◆ **Problem requirements**
List all lines of the data containing the word "image".

◆ **Information supplied**

------

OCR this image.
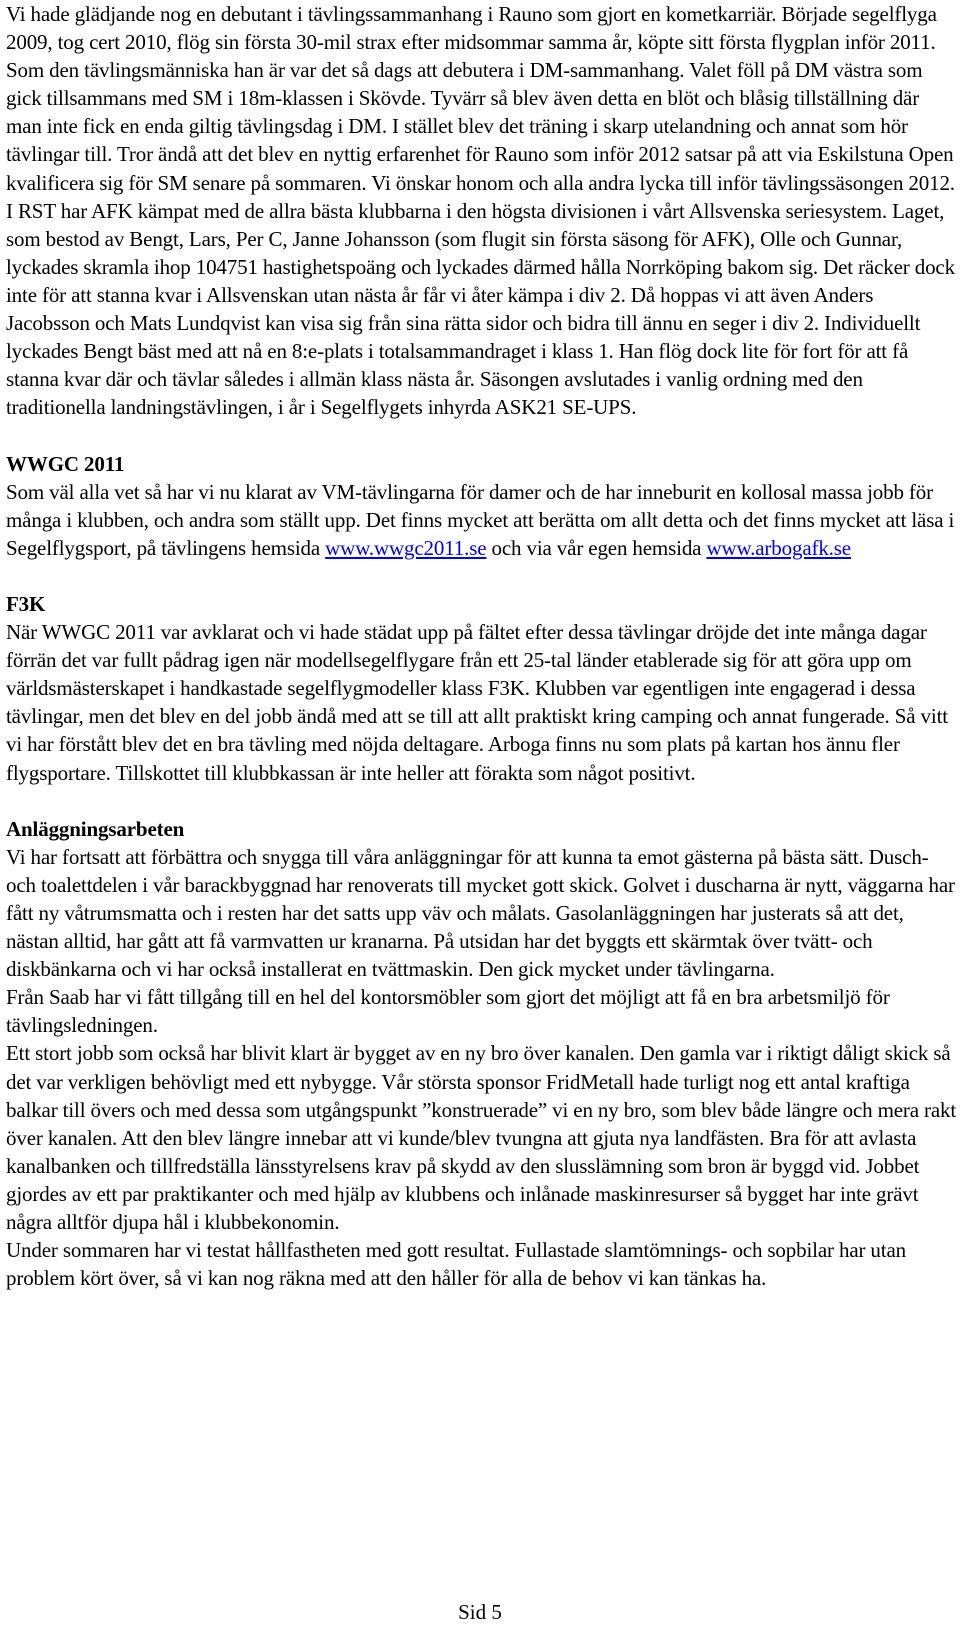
Vi hade glädjande nog en debutant i tävlingssammanhang i Rauno som gjort en kometkarriär. Började segelflyga 2009, tog cert 2010, flög sin första 30-mil strax efter midsommar samma år, köpte sitt första flygplan inför 2011. Som den tävlingsmänniska han är var det så dags att debutera i DM-sammanhang. Valet föll på DM västra som gick tillsammans med SM i 18m-klassen i Skövde. Tyvärr så blev även detta en blöt och blåsig tillställning där man inte fick en enda giltig tävlingsdag i DM. I stället blev det träning i skarp utelandning och annat som hör tävlingar till. Tror ändå att det blev en nyttig erfarenhet för Rauno som inför 2012 satsar på att via Eskilstuna Open kvalificera sig för SM senare på sommaren. Vi önskar honom och alla andra lycka till inför tävlingssäsongen 2012.

I RST har AFK kämpat med de allra bästa klubbarna i den högsta divisionen i vårt Allsvenska seriesystem. Laget, som bestod av Bengt, Lars, Per C, Janne Johansson (som flugit sin första säsong för AFK), Olle och Gunnar, lyckades skramla ihop 104751 hastighetspoäng och lyckades därmed hålla Norrköping bakom sig. Det räcker dock inte för att stanna kvar i Allsvenskan utan nästa år får vi åter kämpa i div 2. Då hoppas vi att även Anders Jacobsson och Mats Lundqvist kan visa sig från sina rätta sidor och bidra till ännu en seger i div 2. Individuellt lyckades Bengt bäst med att nå en 8:e-plats i totalsammandraget i klass 1. Han flög dock lite för fort för att få stanna kvar där och tävlar således i allmän klass nästa år. Säsongen avslutades i vanlig ordning med den traditionella landningstävlingen, i år i Segelflygets inhyrda ASK21 SE-UPS.

WWGC 2011

Som väl alla vet så har vi nu klarat av VM-tävlingarna för damer och de har inneburit en kollosal massa jobb för många i klubben, och andra som ställt upp. Det finns mycket att berätta om allt detta och det finns mycket att läsa i Segelflygsport, på tävlingens hemsida www.wwgc2011.se och via vår egen hemsida www.arbogafk.se

F3K

När WWGC 2011 var avklarat och vi hade städat upp på fältet efter dessa tävlingar dröjde det inte många dagar förrän det var fullt pådrag igen när modellsegelflygare från ett 25-tal länder etablerade sig för att göra upp om världsmästerskapet i handkastade segelflygmodeller klass F3K. Klubben var egentligen inte engagerad i dessa tävlingar, men det blev en del jobb ändå med att se till att allt praktiskt kring camping och annat fungerade. Så vitt vi har förstått blev det en bra tävling med nöjda deltagare. Arboga finns nu som plats på kartan hos ännu fler flygsportare. Tillskottet till klubbkassan är inte heller att förakta som något positivt.

Anläggningsarbeten

Vi har fortsatt att förbättra och snygga till våra anläggningar för att kunna ta emot gästerna på bästa sätt. Dusch- och toalettdelen i vår barackbyggnad har renoverats till mycket gott skick. Golvet i duscharna är nytt, väggarna har fått ny våtrumsmatta och i resten har det satts upp väv och målats. Gasolanläggningen har justerats så att det, nästan alltid, har gått att få varmvatten ur kranarna. På utsidan har det byggts ett skärmtak över tvätt- och diskbänkarna och vi har också installerat en tvättmaskin. Den gick mycket under tävlingarna.

Från Saab har vi fått tillgång till en hel del kontorsmöbler som gjort det möjligt att få en bra arbetsmiljö för tävlingsledningen.

Ett stort jobb som också har blivit klart är bygget av en ny bro över kanalen. Den gamla var i riktigt dåligt skick så det var verkligen behövligt med ett nybygge. Vår största sponsor FridMetall hade turligt nog ett antal kraftiga balkar till övers och med dessa som utgångspunkt ”konstruerade” vi en ny bro, som blev både längre och mera rakt över kanalen. Att den blev längre innebar att vi kunde/blev tvungna att gjuta nya landfästen. Bra för att avlasta kanalbanken och tillfredställa länsstyrelsens krav på skydd av den slusslämning som bron är byggd vid. Jobbet gjordes av ett par praktikanter och med hjälp av klubbens och inlånade maskinresurser så bygget har inte grävt några alltför djupa hål i klubbekonomin.

Under sommaren har vi testat hållfastheten med gott resultat. Fullastade slamtömnings- och sopbilar har utan problem kört över, så vi kan nog räkna med att den håller för alla de behov vi kan tänkas ha.

Sid 5
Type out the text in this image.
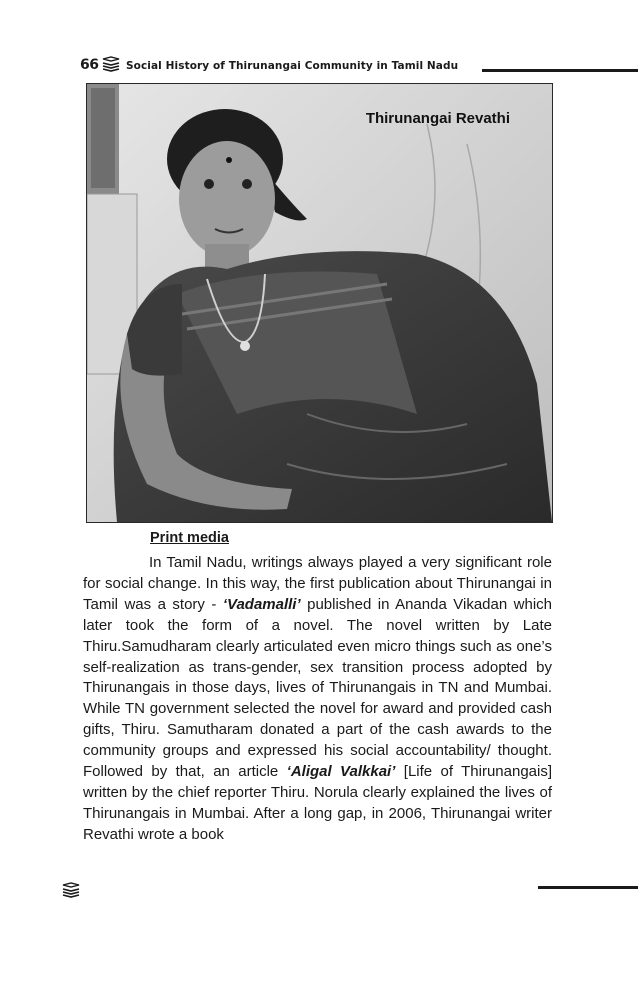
66	Social History of Thirunangai Community in Tamil Nadu
Thirunangai Revathi
Print media

In Tamil Nadu, writings always played a very significant role for social change. In this way, the first publication about Thirunangai in Tamil was a story - ‘Vadamalli’ published in Ananda Vikadan which later took the form of a novel. The novel written by Late Thiru.Samudharam clearly articulated even micro things such as one’s self-realization as trans-gender, sex transition process adopted by Thirunangais in those days, lives of Thirunangais in TN and Mumbai. While TN government selected the novel for award and provided cash gifts, Thiru. Samutharam donated a part of the cash awards to the community groups and expressed his social accountability/ thought. Followed by that, an article ‘Aligal Valkkai’ [Life of Thirunangais] written by the chief reporter Thiru. Norula clearly explained the lives of Thirunangais in Mumbai. After a long gap, in 2006, Thirunangai writer Revathi wrote a book
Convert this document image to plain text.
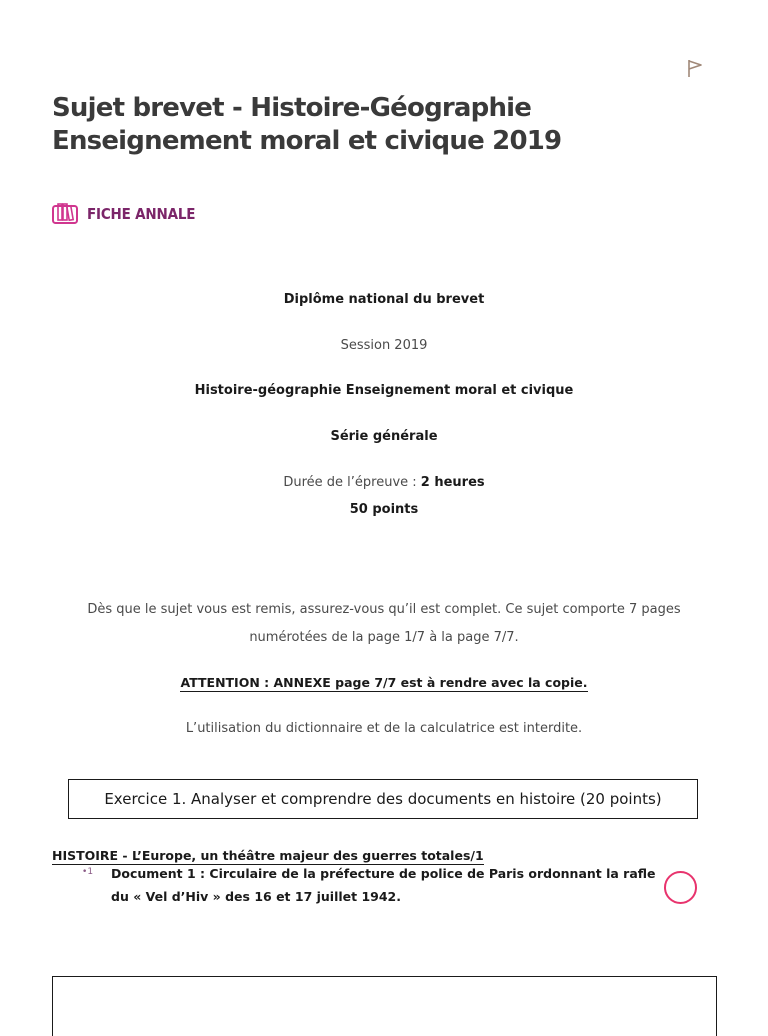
Sujet brevet - Histoire-Géographie Enseignement moral et civique 2019
FICHE ANNALE
Diplôme national du brevet
Session 2019
Histoire-géographie Enseignement moral et civique
Série générale
Durée de l’épreuve : 2 heures
50 points
Dès que le sujet vous est remis, assurez-vous qu’il est complet. Ce sujet comporte 7 pages numérotées de la page 1/7 à la page 7/7.
ATTENTION : ANNEXE page 7/7 est à rendre avec la copie.
L’utilisation du dictionnaire et de la calculatrice est interdite.
Exercice 1. Analyser et comprendre des documents en histoire (20 points)
HISTOIRE - L’Europe, un théâtre majeur des guerres totales/1
•1 Document 1 : Circulaire de la préfecture de police de Paris ordonnant la rafle du « Vel d’Hiv » des 16 et 17 juillet 1942.
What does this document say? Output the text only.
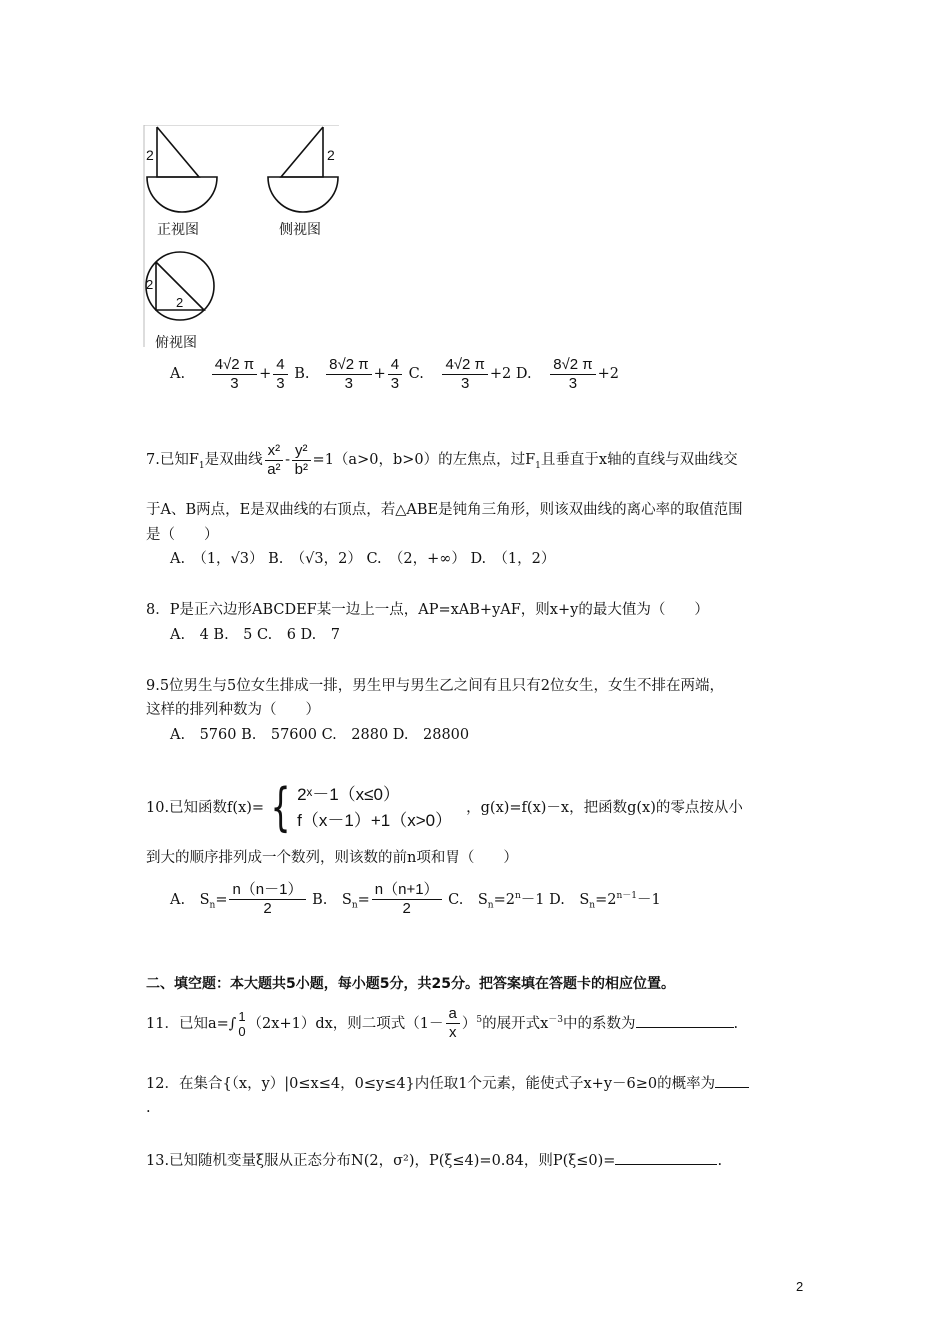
2	2
正视图	侧视图
2
2
俯视图
A. $\frac{4√2 \pi}{3} + \frac{4}{3} B$. $\frac{8√2 \pi}{3} + \frac{4}{3} C$. $\frac{4√2 \pi}{3} +2$ D. $\frac{8√2 \pi}{3} +2$
7.已知$F_1$是双曲线 $\frac{\text{x²}}{\text{a²}} - \frac{\text{y²}}{\text{b²}} =1(a>0$，b>0）的左焦点，过$F_1$且垂直于x轴的直线与双曲线交
于A、B两点，E是双曲线的右顶点，若△ABE是钝角三角形，则该双曲线的离心率的取值范围
是（　　）
A.　（1，√3） B.　（√3，2） C.　（2，+∞） D.　（1，2）
8．P是正六边形ABCDEF某一边上一点，AP=xAB+yAF，则x+y的最大值为（　　）
A.　4 B.　5 C.　6 D.　7
9.5位男生与5位女生排成一排，男生甲与男生乙之间有且只有2位女生，女生不排在两端，
这样的排列种数为（　　）
A.　5760 B.　57600 C.　2880 D.　28800
10.已知函数f(x)= { 2ˣ－1（x≤0）
f（x－1）+1（x>0）
，g(x)=f(x)－x，把函数g(x)的零点按从小
到大的顺序排列成一个数列，则该数的前n项和胃（　　）
A.　$S_n= \frac{n(n-1)}{2} B$.　$S_n= \frac{n(n+1)}{2} C$.　$S_n=2^n-1$ D.　$S_n=2^{n-1}-1$
二、填空题：本大题共5小题，每小题5分，共25分。把答案填在答题卡的相应位置。
11．已知a=∫ 1
0 （2x+1）dx，则二项式$(1- \frac{a}{x} )^5$的展开式$x^{-3}$中的系数为	.
12．在集合{（x，y）|0≤x≤4，0≤y≤4}内任取1个元素，能使式子x+y－6≥0的概率为
.
13.已知随机变量ξ服从正态分布N(2，σ²)，P(ξ≤4)=0.84，则P(ξ≤0)=	.
2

------

◆ **Task result**
OCR this image.
Type out the text in this image.
Convert this document image to plain text.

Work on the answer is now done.